Task to complete —
Exactly repeat the full listing that follows.

Records for the task —
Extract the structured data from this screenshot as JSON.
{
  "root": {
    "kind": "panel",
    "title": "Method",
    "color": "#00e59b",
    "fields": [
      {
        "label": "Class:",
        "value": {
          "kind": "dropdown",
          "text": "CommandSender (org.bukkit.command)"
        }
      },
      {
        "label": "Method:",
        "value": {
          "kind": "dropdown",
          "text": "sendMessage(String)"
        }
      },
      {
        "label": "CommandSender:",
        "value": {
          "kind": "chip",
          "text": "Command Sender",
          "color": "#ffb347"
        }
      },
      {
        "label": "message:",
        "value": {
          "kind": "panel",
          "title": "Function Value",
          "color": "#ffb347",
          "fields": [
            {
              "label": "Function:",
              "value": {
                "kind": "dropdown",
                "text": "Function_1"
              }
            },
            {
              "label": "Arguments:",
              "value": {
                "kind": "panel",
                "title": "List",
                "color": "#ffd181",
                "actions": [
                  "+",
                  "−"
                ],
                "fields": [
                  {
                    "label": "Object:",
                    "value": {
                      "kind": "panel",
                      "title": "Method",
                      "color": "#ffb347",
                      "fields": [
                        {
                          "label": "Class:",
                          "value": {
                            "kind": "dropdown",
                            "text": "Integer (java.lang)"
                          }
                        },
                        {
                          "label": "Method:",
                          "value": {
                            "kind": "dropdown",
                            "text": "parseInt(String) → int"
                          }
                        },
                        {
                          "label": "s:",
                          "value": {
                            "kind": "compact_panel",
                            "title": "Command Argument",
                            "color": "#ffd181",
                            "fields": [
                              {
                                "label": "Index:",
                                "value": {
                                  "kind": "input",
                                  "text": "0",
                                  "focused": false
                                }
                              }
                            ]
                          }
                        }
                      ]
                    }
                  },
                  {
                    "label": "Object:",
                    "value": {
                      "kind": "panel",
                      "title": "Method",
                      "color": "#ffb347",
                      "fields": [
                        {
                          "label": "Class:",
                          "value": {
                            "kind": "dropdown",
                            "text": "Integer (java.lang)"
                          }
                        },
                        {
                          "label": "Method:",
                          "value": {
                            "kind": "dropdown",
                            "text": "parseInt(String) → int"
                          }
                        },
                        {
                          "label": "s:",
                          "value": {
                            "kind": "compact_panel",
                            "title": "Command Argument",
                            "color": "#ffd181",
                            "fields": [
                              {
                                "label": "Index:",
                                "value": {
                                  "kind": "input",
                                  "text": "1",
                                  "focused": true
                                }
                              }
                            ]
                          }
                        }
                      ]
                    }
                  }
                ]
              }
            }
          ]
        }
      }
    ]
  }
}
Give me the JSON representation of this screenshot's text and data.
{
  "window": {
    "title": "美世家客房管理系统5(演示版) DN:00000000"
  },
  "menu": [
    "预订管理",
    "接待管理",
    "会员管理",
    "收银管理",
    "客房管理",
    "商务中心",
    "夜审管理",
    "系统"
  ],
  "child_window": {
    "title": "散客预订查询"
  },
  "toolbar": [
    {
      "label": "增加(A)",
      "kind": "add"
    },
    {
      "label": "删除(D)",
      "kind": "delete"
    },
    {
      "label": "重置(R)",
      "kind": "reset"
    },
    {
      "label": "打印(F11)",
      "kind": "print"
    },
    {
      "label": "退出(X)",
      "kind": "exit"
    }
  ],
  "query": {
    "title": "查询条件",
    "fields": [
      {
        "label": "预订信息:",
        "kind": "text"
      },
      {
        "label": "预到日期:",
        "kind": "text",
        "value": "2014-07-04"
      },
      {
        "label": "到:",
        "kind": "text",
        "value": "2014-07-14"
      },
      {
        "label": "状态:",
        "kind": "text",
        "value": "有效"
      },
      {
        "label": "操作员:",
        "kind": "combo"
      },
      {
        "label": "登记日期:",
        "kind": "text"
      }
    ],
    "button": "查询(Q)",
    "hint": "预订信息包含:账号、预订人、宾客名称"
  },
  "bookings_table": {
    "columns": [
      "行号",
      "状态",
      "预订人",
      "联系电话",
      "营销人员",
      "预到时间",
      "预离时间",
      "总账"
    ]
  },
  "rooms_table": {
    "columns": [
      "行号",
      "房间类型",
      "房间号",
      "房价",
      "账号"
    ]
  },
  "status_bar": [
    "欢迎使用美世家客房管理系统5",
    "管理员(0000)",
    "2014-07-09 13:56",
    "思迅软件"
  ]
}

Task solution —
Extract the structured data from this screenshot as JSON.
{
  "root": {
    "kind": "panel",
    "title": "Method",
    "color": "#00e59b",
    "fields": [
      {
        "label": "Class:",
        "value": {
          "kind": "dropdown",
          "text": "CommandSender (org.bukkit.command)"
        }
      },
      {
        "label": "Method:",
        "value": {
          "kind": "dropdown",
          "text": "sendMessage(String)"
        }
      },
      {
        "label": "CommandSender:",
        "value": {
          "kind": "chip",
          "text": "Command Sender",
          "color": "#ffb347"
        }
      },
      {
        "label": "message:",
        "value": {
          "kind": "panel",
          "title": "Function Value",
          "color": "#ffb347",
          "fields": [
            {
              "label": "Function:",
              "value": {
                "kind": "dropdown",
                "text": "Function_1"
              }
            },
            {
              "label": "Arguments:",
              "value": {
                "kind": "panel",
                "title": "List",
                "color": "#ffd181",
                "actions": [
                  "+",
                  "−"
                ],
                "fields": [
                  {
                    "label": "Object:",
                    "value": {
                      "kind": "panel",
                      "title": "Method",
                      "color": "#ffb347",
                      "fields": [
                        {
                          "label": "Class:",
                          "value": {
                            "kind": "dropdown",
                            "text": "Integer (java.lang)"
                          }
                        },
                        {
                          "label": "Method:",
                          "value": {
                            "kind": "dropdown",
                            "text": "parseInt(String) → int"
                          }
                        },
                        {
                          "label": "s:",
                          "value": {
                            "kind": "compact_panel",
                            "title": "Command Argument",
                            "color": "#ffd181",
                            "fields": [
                              {
                                "label": "Index:",
                                "value": {
                                  "kind": "input",
                                  "text": "0",
                                  "focused": false
                                }
                              }
                            ]
                          }
                        }
                      ]
                    }
                  },
                  {
                    "label": "Object:",
                    "value": {
                      "kind": "panel",
                      "title": "Method",
                      "color": "#ffb347",
                      "fields": [
                        {
                          "label": "Class:",
                          "value": {
                            "kind": "dropdown",
                            "text": "Integer (java.lang)"
                          }
                        },
                        {
                          "label": "Method:",
                          "value": {
                            "kind": "dropdown",
                            "text": "parseInt(String) → int"
                          }
                        },
                        {
                          "label": "s:",
                          "value": {
                            "kind": "compact_panel",
                            "title": "Command Argument",
                            "color": "#ffd181",
                            "fields": [
                              {
                                "label": "Index:",
                                "value": {
                                  "kind": "input",
                                  "text": "1",
                                  "focused": true
                                }
                              }
                            ]
                          }
                        }
                      ]
                    }
                  }
                ]
              }
            }
          ]
        }
      }
    ]
  }
}
Give me the JSON representation of this screenshot's text and data.
{
  "window": {
    "title": "美世家客房管理系统5(演示版) DN:00000000"
  },
  "menu": [
    "预订管理",
    "接待管理",
    "会员管理",
    "收银管理",
    "客房管理",
    "商务中心",
    "夜审管理",
    "系统"
  ],
  "child_window": {
    "title": "散客预订查询"
  },
  "toolbar": [
    {
      "label": "增加(A)",
      "kind": "add"
    },
    {
      "label": "删除(D)",
      "kind": "delete"
    },
    {
      "label": "重置(R)",
      "kind": "reset"
    },
    {
      "label": "打印(F11)",
      "kind": "print"
    },
    {
      "label": "退出(X)",
      "kind": "exit"
    }
  ],
  "query": {
    "title": "查询条件",
    "fields": [
      {
        "label": "预订信息:",
        "kind": "text"
      },
      {
        "label": "预到日期:",
        "kind": "text",
        "value": "2014-07-04"
      },
      {
        "label": "到:",
        "kind": "text",
        "value": "2014-07-14"
      },
      {
        "label": "状态:",
        "kind": "text",
        "value": "有效"
      },
      {
        "label": "操作员:",
        "kind": "combo"
      },
      {
        "label": "登记日期:",
        "kind": "text"
      }
    ],
    "button": "查询(Q)",
    "hint": "预订信息包含:账号、预订人、宾客名称"
  },
  "bookings_table": {
    "columns": [
      "行号",
      "状态",
      "预订人",
      "联系电话",
      "营销人员",
      "预到时间",
      "预离时间",
      "总账"
    ]
  },
  "rooms_table": {
    "columns": [
      "行号",
      "房间类型",
      "房间号",
      "房价",
      "账号"
    ]
  },
  "status_bar": [
    "欢迎使用美世家客房管理系统5",
    "管理员(0000)",
    "2014-07-09 13:56",
    "思迅软件"
  ]
}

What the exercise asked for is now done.